▶ [Stored items]
============

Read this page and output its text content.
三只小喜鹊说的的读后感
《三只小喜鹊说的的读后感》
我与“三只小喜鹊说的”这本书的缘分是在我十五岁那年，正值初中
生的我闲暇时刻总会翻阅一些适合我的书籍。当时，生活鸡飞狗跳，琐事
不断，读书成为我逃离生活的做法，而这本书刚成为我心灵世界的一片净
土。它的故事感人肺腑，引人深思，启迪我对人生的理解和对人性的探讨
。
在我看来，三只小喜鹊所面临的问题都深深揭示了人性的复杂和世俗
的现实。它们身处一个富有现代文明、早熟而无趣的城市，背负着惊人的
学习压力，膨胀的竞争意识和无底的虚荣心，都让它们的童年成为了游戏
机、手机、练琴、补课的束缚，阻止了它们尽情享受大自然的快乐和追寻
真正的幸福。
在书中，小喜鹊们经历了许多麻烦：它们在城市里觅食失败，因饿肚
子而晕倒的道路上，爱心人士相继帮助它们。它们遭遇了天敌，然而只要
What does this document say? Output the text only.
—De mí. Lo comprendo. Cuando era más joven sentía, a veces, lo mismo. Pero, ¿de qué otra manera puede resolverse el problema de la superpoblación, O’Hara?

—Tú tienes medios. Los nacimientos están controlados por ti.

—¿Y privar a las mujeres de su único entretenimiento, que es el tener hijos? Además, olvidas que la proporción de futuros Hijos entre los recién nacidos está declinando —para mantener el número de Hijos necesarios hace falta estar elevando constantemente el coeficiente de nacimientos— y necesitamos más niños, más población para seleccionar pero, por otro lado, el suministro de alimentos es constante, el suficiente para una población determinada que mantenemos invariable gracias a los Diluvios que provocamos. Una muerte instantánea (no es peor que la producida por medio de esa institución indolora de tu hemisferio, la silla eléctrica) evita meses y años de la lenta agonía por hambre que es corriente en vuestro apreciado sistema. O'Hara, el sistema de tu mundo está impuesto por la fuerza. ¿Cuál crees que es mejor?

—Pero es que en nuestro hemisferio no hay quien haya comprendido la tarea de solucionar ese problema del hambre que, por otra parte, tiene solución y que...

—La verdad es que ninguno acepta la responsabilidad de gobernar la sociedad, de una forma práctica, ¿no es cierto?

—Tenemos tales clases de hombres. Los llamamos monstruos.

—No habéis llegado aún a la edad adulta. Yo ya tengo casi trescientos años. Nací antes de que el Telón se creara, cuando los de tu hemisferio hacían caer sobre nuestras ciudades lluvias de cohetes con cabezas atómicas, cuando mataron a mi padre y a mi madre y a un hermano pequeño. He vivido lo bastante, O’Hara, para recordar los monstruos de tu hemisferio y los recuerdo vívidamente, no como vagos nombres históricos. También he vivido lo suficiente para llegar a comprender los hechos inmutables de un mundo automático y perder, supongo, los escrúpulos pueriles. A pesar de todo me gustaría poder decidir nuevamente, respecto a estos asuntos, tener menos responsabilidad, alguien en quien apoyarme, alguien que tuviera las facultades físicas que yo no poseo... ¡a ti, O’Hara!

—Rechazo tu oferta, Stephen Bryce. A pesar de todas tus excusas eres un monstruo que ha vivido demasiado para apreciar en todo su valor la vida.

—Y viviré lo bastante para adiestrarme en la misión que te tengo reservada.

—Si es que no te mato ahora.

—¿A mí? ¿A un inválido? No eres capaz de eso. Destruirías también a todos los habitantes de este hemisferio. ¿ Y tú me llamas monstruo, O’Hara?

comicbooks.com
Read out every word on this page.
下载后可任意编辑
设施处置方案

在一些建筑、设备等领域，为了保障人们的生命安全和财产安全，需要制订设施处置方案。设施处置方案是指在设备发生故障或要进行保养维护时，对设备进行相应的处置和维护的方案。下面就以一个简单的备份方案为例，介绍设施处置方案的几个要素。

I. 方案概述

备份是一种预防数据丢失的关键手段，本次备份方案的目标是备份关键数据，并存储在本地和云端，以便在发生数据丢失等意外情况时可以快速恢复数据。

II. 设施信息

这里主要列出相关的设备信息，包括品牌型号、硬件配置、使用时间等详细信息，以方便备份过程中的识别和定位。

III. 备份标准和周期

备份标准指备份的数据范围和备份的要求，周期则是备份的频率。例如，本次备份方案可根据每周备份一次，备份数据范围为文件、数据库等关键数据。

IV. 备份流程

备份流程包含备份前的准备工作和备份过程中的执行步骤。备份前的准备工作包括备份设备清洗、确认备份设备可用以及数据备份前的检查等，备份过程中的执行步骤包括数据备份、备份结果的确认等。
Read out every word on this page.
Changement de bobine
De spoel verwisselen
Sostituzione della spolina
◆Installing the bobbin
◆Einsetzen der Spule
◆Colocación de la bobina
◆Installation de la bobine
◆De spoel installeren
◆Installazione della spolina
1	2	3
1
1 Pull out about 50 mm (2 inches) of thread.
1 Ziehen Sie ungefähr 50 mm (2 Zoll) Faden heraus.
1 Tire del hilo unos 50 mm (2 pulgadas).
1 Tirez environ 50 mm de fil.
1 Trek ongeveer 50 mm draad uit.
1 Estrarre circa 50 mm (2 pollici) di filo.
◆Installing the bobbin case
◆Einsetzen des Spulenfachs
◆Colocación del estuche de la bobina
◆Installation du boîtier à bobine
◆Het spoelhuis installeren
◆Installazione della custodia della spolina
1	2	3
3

============

▶ [Task directions]
Your task is to print the whole listing again exactly.

▶ [Final result]
Read this page and output its text content.
三只小喜鹊说的的读后感
《三只小喜鹊说的的读后感》
我与“三只小喜鹊说的”这本书的缘分是在我十五岁那年，正值初中
生的我闲暇时刻总会翻阅一些适合我的书籍。当时，生活鸡飞狗跳，琐事
不断，读书成为我逃离生活的做法，而这本书刚成为我心灵世界的一片净
土。它的故事感人肺腑，引人深思，启迪我对人生的理解和对人性的探讨
。
在我看来，三只小喜鹊所面临的问题都深深揭示了人性的复杂和世俗
的现实。它们身处一个富有现代文明、早熟而无趣的城市，背负着惊人的
学习压力，膨胀的竞争意识和无底的虚荣心，都让它们的童年成为了游戏
机、手机、练琴、补课的束缚，阻止了它们尽情享受大自然的快乐和追寻
真正的幸福。
在书中，小喜鹊们经历了许多麻烦：它们在城市里觅食失败，因饿肚
子而晕倒的道路上，爱心人士相继帮助它们。它们遭遇了天敌，然而只要
What does this document say? Output the text only.
—De mí. Lo comprendo. Cuando era más joven sentía, a veces, lo mismo. Pero, ¿de qué otra manera puede resolverse el problema de la superpoblación, O’Hara?

—Tú tienes medios. Los nacimientos están controlados por ti.

—¿Y privar a las mujeres de su único entretenimiento, que es el tener hijos? Además, olvidas que la proporción de futuros Hijos entre los recién nacidos está declinando —para mantener el número de Hijos necesarios hace falta estar elevando constantemente el coeficiente de nacimientos— y necesitamos más niños, más población para seleccionar pero, por otro lado, el suministro de alimentos es constante, el suficiente para una población determinada que mantenemos invariable gracias a los Diluvios que provocamos. Una muerte instantánea (no es peor que la producida por medio de esa institución indolora de tu hemisferio, la silla eléctrica) evita meses y años de la lenta agonía por hambre que es corriente en vuestro apreciado sistema. O'Hara, el sistema de tu mundo está impuesto por la fuerza. ¿Cuál crees que es mejor?

—Pero es que en nuestro hemisferio no hay quien haya comprendido la tarea de solucionar ese problema del hambre que, por otra parte, tiene solución y que...

—La verdad es que ninguno acepta la responsabilidad de gobernar la sociedad, de una forma práctica, ¿no es cierto?

—Tenemos tales clases de hombres. Los llamamos monstruos.

—No habéis llegado aún a la edad adulta. Yo ya tengo casi trescientos años. Nací antes de que el Telón se creara, cuando los de tu hemisferio hacían caer sobre nuestras ciudades lluvias de cohetes con cabezas atómicas, cuando mataron a mi padre y a mi madre y a un hermano pequeño. He vivido lo bastante, O’Hara, para recordar los monstruos de tu hemisferio y los recuerdo vívidamente, no como vagos nombres históricos. También he vivido lo suficiente para llegar a comprender los hechos inmutables de un mundo automático y perder, supongo, los escrúpulos pueriles. A pesar de todo me gustaría poder decidir nuevamente, respecto a estos asuntos, tener menos responsabilidad, alguien en quien apoyarme, alguien que tuviera las facultades físicas que yo no poseo... ¡a ti, O’Hara!

—Rechazo tu oferta, Stephen Bryce. A pesar de todas tus excusas eres un monstruo que ha vivido demasiado para apreciar en todo su valor la vida.

—Y viviré lo bastante para adiestrarme en la misión que te tengo reservada.

—Si es que no te mato ahora.

—¿A mí? ¿A un inválido? No eres capaz de eso. Destruirías también a todos los habitantes de este hemisferio. ¿ Y tú me llamas monstruo, O’Hara?

comicbooks.com
Read out every word on this page.
下载后可任意编辑
设施处置方案

在一些建筑、设备等领域，为了保障人们的生命安全和财产安全，需要制订设施处置方案。设施处置方案是指在设备发生故障或要进行保养维护时，对设备进行相应的处置和维护的方案。下面就以一个简单的备份方案为例，介绍设施处置方案的几个要素。

I. 方案概述

备份是一种预防数据丢失的关键手段，本次备份方案的目标是备份关键数据，并存储在本地和云端，以便在发生数据丢失等意外情况时可以快速恢复数据。

II. 设施信息

这里主要列出相关的设备信息，包括品牌型号、硬件配置、使用时间等详细信息，以方便备份过程中的识别和定位。

III. 备份标准和周期

备份标准指备份的数据范围和备份的要求，周期则是备份的频率。例如，本次备份方案可根据每周备份一次，备份数据范围为文件、数据库等关键数据。

IV. 备份流程

备份流程包含备份前的准备工作和备份过程中的执行步骤。备份前的准备工作包括备份设备清洗、确认备份设备可用以及数据备份前的检查等，备份过程中的执行步骤包括数据备份、备份结果的确认等。
Read out every word on this page.
Changement de bobine
De spoel verwisselen
Sostituzione della spolina
◆Installing the bobbin
◆Einsetzen der Spule
◆Colocación de la bobina
◆Installation de la bobine
◆De spoel installeren
◆Installazione della spolina
1	2	3
1
1 Pull out about 50 mm (2 inches) of thread.
1 Ziehen Sie ungefähr 50 mm (2 Zoll) Faden heraus.
1 Tire del hilo unos 50 mm (2 pulgadas).
1 Tirez environ 50 mm de fil.
1 Trek ongeveer 50 mm draad uit.
1 Estrarre circa 50 mm (2 pollici) di filo.
◆Installing the bobbin case
◆Einsetzen des Spulenfachs
◆Colocación del estuche de la bobina
◆Installation du boîtier à bobine
◆Het spoelhuis installeren
◆Installazione della custodia della spolina
1	2	3
3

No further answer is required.